> [WHAT YOU SHOULD DO]
Render every line of the records below as a Markdown table with the columns Row and Line, where Row holds a running number and Line holds the line itself. Leave out blank lines.

— start of DATA EXTRACT —

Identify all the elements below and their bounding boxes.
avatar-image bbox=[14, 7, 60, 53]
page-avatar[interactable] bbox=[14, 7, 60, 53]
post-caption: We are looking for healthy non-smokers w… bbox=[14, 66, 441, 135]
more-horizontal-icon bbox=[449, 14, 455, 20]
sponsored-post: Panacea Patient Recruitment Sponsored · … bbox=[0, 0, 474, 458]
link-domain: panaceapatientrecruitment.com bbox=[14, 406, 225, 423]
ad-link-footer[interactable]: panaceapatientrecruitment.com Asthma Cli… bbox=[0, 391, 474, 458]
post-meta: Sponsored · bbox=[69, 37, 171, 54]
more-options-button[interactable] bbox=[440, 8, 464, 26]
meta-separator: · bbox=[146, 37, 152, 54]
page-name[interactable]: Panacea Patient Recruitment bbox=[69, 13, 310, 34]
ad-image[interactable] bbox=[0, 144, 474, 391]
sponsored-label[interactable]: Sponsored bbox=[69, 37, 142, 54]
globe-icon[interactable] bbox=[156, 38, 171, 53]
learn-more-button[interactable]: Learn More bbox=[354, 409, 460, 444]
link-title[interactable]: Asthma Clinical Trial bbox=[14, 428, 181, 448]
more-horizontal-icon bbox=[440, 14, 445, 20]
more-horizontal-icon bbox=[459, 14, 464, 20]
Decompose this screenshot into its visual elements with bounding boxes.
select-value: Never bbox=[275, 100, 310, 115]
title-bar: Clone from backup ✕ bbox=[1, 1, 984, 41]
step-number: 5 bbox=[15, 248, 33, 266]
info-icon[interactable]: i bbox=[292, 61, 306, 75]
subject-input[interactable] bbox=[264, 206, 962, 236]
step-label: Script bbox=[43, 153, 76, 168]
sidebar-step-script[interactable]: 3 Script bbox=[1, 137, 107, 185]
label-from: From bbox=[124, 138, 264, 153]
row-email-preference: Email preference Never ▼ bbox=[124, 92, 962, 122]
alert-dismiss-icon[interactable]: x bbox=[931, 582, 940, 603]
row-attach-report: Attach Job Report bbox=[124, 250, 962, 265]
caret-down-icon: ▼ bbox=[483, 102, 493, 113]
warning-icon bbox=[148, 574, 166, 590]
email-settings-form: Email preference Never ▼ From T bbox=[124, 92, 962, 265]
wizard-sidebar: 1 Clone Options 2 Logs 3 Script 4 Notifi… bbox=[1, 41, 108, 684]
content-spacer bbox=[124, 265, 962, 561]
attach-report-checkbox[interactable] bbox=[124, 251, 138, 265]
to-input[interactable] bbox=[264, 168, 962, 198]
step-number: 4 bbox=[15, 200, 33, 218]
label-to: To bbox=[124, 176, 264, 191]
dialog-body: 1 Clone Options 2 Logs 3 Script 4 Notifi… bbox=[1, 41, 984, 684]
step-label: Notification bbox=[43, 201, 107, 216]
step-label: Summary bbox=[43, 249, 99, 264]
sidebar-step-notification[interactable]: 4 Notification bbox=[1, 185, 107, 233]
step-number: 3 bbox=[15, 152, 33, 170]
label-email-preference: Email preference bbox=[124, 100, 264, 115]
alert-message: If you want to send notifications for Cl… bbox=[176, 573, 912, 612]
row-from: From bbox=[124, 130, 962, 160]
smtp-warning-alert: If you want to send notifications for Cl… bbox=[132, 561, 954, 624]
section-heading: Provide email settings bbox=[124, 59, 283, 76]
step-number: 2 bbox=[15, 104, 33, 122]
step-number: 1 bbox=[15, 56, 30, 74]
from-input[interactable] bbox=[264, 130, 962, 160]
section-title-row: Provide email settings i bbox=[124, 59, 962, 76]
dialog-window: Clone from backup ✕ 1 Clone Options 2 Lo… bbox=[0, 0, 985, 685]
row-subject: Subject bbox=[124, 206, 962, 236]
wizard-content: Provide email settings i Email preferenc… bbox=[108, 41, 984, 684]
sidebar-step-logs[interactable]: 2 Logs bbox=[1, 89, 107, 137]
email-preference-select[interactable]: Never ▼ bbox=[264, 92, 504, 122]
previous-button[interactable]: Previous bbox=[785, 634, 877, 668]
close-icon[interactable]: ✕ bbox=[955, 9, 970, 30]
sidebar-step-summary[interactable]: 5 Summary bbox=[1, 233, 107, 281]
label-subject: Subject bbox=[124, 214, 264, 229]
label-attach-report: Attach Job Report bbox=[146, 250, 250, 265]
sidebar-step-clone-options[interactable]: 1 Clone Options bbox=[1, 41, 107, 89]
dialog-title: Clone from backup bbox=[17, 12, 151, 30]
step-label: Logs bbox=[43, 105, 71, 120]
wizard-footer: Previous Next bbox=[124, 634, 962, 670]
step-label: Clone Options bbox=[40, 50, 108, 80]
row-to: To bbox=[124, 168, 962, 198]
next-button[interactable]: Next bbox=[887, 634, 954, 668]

— end of DATA EXTRACT —

> [ANSWER TO THE EXERCISE]
| Row | Line |
|---|---|
| 1 | Identify all the elements below and their bounding boxes. |
| 2 | avatar-image bbox=[14, 7, 60, 53] |
| 3 | page-avatar[interactable] bbox=[14, 7, 60, 53] |
| 4 | post-caption: We are looking for healthy non-smokers w… bbox=[14, 66, 441, 135] |
| 5 | more-horizontal-icon bbox=[449, 14, 455, 20] |
| 6 | sponsored-post: Panacea Patient Recruitment Sponsored · … bbox=[0, 0, 474, 458] |
| 7 | link-domain: panaceapatientrecruitment.com bbox=[14, 406, 225, 423] |
| 8 | ad-link-footer[interactable]: panaceapatientrecruitment.com Asthma Cli… bbox=[0, 391, 474, 458] |
| 9 | post-meta: Sponsored · bbox=[69, 37, 171, 54] |
| 10 | more-options-button[interactable] bbox=[440, 8, 464, 26] |
| 11 | meta-separator: · bbox=[146, 37, 152, 54] |
| 12 | page-name[interactable]: Panacea Patient Recruitment bbox=[69, 13, 310, 34] |
| 13 | ad-image[interactable] bbox=[0, 144, 474, 391] |
| 14 | sponsored-label[interactable]: Sponsored bbox=[69, 37, 142, 54] |
| 15 | globe-icon[interactable] bbox=[156, 38, 171, 53] |
| 16 | learn-more-button[interactable]: Learn More bbox=[354, 409, 460, 444] |
| 17 | link-title[interactable]: Asthma Clinical Trial bbox=[14, 428, 181, 448] |
| 18 | more-horizontal-icon bbox=[440, 14, 445, 20] |
| 19 | more-horizontal-icon bbox=[459, 14, 464, 20] |
| 20 | Decompose this screenshot into its visual elements with bounding boxes. |
| 21 | select-value: Never bbox=[275, 100, 310, 115] |
| 22 | title-bar: Clone from backup ✕ bbox=[1, 1, 984, 41] |
| 23 | step-number: 5 bbox=[15, 248, 33, 266] |
| 24 | info-icon[interactable]: i bbox=[292, 61, 306, 75] |
| 25 | subject-input[interactable] bbox=[264, 206, 962, 236] |
| 26 | step-label: Script bbox=[43, 153, 76, 168] |
| 27 | sidebar-step-script[interactable]: 3 Script bbox=[1, 137, 107, 185] |
| 28 | label-from: From bbox=[124, 138, 264, 153] |
| 29 | row-email-preference: Email preference Never ▼ bbox=[124, 92, 962, 122] |
| 30 | alert-dismiss-icon[interactable]: x bbox=[931, 582, 940, 603] |
| 31 | row-attach-report: Attach Job Report bbox=[124, 250, 962, 265] |
| 32 | caret-down-icon: ▼ bbox=[483, 102, 493, 113] |
| 33 | warning-icon bbox=[148, 574, 166, 590] |
| 34 | email-settings-form: Email preference Never ▼ From T bbox=[124, 92, 962, 265] |
| 35 | wizard-sidebar: 1 Clone Options 2 Logs 3 Script 4 Notifi… bbox=[1, 41, 108, 684] |
| 36 | content-spacer bbox=[124, 265, 962, 561] |
| 37 | attach-report-checkbox[interactable] bbox=[124, 251, 138, 265] |
| 38 | to-input[interactable] bbox=[264, 168, 962, 198] |
| 39 | step-number: 4 bbox=[15, 200, 33, 218] |
| 40 | label-to: To bbox=[124, 176, 264, 191] |
| 41 | dialog-body: 1 Clone Options 2 Logs 3 Script 4 Notifi… bbox=[1, 41, 984, 684] |
| 42 | step-label: Notification bbox=[43, 201, 107, 216] |
| 43 | step-label: Summary bbox=[43, 249, 99, 264] |
| 44 | sidebar-step-notification[interactable]: 4 Notification bbox=[1, 185, 107, 233] |
| 45 | step-number: 3 bbox=[15, 152, 33, 170] |
| 46 | label-email-preference: Email preference bbox=[124, 100, 264, 115] |
| 47 | alert-message: If you want to send notifications for Cl… bbox=[176, 573, 912, 612] |
| 48 | row-from: From bbox=[124, 130, 962, 160] |
| 49 | smtp-warning-alert: If you want to send notifications for Cl… bbox=[132, 561, 954, 624] |
| 50 | section-heading: Provide email settings bbox=[124, 59, 283, 76] |
| 51 | step-number: 2 bbox=[15, 104, 33, 122] |
| 52 | step-number: 1 bbox=[15, 56, 30, 74] |
| 53 | from-input[interactable] bbox=[264, 130, 962, 160] |
| 54 | section-title-row: Provide email settings i bbox=[124, 59, 962, 76] |
| 55 | dialog-window: Clone from backup ✕ 1 Clone Options 2 Lo… bbox=[0, 0, 985, 685] |
| 56 | row-subject: Subject bbox=[124, 206, 962, 236] |
| 57 | wizard-content: Provide email settings i Email preferenc… bbox=[108, 41, 984, 684] |
| 58 | sidebar-step-logs[interactable]: 2 Logs bbox=[1, 89, 107, 137] |
| 59 | email-preference-select[interactable]: Never ▼ bbox=[264, 92, 504, 122] |
| 60 | previous-button[interactable]: Previous bbox=[785, 634, 877, 668] |
| 61 | close-icon[interactable]: ✕ bbox=[955, 9, 970, 30] |
| 62 | sidebar-step-summary[interactable]: 5 Summary bbox=[1, 233, 107, 281] |
| 63 | label-subject: Subject bbox=[124, 214, 264, 229] |
| 64 | label-attach-report: Attach Job Report bbox=[146, 250, 250, 265] |
| 65 | sidebar-step-clone-options[interactable]: 1 Clone Options bbox=[1, 41, 107, 89] |
| 66 | dialog-title: Clone from backup bbox=[17, 12, 151, 30] |
| 67 | step-label: Logs bbox=[43, 105, 71, 120] |
| 68 | wizard-footer: Previous Next bbox=[124, 634, 962, 670] |
| 69 | step-label: Clone Options bbox=[40, 50, 108, 80] |
| 70 | row-to: To bbox=[124, 168, 962, 198] |
| 71 | next-button[interactable]: Next bbox=[887, 634, 954, 668] |